▶ **Goal of the exercise**: Find the lines with "Game" in them and copy them out.

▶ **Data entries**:
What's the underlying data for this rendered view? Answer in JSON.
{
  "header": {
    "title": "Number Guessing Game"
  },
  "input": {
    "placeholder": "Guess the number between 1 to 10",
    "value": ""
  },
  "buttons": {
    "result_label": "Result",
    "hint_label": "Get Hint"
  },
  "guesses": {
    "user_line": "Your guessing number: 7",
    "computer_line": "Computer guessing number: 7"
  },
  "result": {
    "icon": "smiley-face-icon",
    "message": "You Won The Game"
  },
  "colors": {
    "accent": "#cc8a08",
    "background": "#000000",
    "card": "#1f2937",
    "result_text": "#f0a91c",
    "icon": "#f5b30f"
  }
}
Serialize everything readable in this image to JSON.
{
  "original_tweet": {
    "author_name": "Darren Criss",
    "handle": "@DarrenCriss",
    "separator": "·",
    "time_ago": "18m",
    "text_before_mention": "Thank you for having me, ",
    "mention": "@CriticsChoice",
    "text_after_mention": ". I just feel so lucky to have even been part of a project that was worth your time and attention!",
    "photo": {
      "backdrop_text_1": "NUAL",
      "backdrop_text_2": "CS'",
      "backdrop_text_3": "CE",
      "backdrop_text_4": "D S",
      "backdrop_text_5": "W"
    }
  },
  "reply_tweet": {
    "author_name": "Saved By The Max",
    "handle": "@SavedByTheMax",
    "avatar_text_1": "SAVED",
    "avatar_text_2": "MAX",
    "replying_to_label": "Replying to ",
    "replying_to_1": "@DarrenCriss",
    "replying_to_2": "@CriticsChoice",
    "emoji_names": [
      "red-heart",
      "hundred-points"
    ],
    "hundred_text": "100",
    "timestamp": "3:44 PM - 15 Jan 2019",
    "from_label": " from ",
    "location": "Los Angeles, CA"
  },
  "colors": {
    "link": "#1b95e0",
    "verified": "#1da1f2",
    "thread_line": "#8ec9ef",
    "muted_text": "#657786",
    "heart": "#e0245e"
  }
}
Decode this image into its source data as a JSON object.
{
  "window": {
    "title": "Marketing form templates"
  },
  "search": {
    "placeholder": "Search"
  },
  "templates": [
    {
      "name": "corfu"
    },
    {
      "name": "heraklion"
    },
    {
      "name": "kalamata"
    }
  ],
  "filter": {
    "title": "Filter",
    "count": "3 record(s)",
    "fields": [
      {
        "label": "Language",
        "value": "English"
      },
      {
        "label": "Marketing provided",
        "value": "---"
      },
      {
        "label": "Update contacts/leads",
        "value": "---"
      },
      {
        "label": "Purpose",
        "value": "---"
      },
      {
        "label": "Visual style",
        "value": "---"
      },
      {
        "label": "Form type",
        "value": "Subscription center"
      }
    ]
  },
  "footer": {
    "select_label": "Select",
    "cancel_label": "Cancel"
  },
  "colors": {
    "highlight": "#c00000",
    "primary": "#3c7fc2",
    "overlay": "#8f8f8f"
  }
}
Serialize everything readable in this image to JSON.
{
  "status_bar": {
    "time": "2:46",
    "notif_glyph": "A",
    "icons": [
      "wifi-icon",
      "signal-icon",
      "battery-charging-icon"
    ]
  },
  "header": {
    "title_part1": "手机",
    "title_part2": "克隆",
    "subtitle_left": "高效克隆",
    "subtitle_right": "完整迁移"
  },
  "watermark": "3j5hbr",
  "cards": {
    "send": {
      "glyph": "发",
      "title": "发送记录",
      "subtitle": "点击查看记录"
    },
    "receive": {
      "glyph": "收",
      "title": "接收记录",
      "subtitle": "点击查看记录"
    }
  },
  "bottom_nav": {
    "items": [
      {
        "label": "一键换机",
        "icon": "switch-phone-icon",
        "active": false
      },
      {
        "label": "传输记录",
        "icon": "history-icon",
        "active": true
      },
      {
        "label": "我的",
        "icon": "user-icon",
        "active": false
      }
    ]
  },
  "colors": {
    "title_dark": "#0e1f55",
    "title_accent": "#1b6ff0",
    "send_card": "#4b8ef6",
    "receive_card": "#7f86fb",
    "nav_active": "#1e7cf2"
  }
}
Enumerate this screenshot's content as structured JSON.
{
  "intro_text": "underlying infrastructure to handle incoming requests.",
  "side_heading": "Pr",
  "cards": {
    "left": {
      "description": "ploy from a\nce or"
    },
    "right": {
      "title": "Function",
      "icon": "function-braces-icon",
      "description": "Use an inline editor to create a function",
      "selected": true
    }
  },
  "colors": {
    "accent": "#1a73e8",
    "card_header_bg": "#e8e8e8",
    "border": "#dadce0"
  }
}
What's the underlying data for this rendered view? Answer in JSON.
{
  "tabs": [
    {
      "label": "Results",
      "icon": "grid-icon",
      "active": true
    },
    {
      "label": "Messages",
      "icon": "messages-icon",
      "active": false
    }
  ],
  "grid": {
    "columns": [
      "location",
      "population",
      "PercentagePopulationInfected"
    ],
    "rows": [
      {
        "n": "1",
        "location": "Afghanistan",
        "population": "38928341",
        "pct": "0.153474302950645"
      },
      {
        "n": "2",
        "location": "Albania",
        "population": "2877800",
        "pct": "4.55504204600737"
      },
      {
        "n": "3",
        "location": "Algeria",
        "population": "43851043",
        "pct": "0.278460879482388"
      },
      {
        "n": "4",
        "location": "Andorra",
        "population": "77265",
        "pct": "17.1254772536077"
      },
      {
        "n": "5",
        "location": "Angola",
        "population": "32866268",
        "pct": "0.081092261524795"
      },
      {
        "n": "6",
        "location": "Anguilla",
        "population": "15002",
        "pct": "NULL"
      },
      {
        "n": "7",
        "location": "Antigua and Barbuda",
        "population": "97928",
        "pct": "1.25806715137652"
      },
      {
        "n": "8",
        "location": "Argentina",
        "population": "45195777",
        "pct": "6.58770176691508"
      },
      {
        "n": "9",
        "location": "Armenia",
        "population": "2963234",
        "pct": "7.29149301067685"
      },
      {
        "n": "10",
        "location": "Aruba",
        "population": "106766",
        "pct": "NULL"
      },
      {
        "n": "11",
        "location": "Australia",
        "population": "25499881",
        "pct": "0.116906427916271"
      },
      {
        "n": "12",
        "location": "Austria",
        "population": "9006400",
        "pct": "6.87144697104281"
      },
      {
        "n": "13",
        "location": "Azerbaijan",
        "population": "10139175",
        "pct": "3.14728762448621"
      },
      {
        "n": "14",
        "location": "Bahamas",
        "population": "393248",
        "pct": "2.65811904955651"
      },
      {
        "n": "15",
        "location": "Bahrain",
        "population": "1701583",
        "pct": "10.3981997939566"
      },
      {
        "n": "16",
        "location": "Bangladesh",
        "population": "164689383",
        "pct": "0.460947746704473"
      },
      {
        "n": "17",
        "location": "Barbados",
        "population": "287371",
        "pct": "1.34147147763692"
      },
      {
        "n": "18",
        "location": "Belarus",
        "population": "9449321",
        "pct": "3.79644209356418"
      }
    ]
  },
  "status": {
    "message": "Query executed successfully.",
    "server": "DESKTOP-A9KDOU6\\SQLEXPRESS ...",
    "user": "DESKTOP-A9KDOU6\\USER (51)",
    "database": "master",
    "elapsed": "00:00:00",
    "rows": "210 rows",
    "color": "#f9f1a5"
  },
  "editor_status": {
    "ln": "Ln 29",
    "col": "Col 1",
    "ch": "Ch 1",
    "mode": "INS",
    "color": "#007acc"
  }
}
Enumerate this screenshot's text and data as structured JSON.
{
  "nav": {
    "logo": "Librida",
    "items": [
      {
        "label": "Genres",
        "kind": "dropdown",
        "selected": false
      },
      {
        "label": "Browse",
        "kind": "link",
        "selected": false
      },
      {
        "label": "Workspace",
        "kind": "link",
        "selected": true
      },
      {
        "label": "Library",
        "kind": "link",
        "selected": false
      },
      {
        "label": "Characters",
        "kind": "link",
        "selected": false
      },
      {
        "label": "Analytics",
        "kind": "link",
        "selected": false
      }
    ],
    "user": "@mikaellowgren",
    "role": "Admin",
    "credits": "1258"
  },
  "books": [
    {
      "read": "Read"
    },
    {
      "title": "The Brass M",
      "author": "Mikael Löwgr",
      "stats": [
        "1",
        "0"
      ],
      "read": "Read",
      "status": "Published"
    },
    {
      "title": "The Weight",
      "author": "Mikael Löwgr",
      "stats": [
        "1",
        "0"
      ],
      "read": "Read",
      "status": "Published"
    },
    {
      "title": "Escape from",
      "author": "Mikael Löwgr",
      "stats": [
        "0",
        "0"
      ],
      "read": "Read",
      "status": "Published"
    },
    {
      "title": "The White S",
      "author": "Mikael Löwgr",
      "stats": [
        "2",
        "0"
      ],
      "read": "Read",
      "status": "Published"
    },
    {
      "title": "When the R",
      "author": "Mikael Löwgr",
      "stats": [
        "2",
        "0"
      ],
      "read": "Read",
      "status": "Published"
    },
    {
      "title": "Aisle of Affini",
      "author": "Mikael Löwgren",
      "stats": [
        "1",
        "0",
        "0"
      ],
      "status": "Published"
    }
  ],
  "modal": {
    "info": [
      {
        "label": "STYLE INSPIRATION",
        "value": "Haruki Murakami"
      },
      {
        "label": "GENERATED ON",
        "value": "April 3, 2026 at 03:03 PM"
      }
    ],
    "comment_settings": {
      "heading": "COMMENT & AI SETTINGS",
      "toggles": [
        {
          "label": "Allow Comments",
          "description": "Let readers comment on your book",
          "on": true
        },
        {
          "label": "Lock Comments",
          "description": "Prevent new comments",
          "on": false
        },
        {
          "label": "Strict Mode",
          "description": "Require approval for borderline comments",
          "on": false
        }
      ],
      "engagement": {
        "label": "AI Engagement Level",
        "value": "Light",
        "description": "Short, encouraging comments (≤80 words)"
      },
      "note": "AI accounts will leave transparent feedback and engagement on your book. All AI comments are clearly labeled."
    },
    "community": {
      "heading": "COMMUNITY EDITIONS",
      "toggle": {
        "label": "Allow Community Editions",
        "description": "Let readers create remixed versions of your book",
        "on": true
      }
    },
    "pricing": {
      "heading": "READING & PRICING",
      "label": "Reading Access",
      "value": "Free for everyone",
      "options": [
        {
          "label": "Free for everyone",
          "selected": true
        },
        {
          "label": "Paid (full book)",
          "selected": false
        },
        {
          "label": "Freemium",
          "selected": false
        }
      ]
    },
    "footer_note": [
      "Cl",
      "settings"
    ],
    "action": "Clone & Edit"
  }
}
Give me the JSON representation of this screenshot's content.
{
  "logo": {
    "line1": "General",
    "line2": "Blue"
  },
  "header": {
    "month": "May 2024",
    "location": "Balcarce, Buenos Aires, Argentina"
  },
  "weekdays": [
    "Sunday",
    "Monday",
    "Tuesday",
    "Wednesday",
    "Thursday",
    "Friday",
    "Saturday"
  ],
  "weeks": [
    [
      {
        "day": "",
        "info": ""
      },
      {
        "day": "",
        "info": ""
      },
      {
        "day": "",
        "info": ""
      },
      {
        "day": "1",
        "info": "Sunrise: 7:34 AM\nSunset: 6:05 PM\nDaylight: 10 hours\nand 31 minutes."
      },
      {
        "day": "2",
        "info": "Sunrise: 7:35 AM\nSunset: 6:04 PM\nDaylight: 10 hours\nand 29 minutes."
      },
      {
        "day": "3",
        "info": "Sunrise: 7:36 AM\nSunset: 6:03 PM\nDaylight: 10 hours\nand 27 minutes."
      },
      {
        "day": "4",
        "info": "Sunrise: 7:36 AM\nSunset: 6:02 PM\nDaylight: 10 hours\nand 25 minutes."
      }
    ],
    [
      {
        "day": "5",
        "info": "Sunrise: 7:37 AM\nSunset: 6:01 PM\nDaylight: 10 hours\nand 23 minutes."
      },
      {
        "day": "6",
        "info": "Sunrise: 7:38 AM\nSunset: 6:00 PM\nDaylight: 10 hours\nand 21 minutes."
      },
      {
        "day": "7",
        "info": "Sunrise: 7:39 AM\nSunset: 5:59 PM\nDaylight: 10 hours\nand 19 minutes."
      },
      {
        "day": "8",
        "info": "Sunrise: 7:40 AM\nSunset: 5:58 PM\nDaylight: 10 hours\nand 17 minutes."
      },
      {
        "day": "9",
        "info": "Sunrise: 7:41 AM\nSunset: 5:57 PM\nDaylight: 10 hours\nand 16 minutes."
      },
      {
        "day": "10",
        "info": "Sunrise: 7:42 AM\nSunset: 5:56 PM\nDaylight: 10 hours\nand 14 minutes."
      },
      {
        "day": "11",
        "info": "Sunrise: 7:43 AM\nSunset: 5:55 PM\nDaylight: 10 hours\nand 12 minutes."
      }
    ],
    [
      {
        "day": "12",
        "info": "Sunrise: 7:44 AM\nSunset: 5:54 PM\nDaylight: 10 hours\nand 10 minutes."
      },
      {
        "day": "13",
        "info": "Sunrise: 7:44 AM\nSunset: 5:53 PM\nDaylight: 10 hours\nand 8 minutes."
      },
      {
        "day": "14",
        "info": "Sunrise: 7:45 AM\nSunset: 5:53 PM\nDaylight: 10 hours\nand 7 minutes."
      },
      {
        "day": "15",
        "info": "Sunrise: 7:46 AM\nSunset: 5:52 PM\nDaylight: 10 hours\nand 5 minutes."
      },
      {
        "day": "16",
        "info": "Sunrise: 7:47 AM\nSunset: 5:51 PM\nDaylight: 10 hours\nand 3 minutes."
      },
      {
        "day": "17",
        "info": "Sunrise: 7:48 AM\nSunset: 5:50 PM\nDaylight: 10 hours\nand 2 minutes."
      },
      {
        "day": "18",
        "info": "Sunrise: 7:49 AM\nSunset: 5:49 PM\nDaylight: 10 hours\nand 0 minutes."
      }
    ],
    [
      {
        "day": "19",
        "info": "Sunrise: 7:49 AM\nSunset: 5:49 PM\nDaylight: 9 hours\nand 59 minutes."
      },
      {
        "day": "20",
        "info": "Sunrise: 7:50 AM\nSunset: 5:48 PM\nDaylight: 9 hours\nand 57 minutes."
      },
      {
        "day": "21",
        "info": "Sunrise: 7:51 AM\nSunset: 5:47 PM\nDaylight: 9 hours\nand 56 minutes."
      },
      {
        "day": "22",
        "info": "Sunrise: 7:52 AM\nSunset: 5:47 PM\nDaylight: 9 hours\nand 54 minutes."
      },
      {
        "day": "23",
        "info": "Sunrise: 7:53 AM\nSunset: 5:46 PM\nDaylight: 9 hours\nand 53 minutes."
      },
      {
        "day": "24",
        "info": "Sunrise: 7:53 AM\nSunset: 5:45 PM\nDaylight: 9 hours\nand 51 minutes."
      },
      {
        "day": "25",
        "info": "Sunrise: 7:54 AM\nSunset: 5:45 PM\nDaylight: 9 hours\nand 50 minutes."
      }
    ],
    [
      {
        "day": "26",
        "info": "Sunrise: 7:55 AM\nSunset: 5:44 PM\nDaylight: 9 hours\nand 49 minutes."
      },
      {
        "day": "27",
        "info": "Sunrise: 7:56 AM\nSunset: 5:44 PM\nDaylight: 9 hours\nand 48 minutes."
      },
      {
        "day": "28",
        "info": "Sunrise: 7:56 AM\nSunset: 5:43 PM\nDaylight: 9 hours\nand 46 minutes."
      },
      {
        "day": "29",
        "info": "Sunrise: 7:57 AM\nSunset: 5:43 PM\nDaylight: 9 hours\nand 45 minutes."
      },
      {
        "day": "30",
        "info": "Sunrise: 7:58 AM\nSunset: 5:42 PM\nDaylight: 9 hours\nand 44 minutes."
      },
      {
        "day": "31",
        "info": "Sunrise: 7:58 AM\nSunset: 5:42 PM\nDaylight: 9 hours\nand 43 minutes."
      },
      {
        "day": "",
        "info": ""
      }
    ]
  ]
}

▶ **Solution to the problem**:
    "title": "Number Guessing Game"
    "message": "You Won The Game"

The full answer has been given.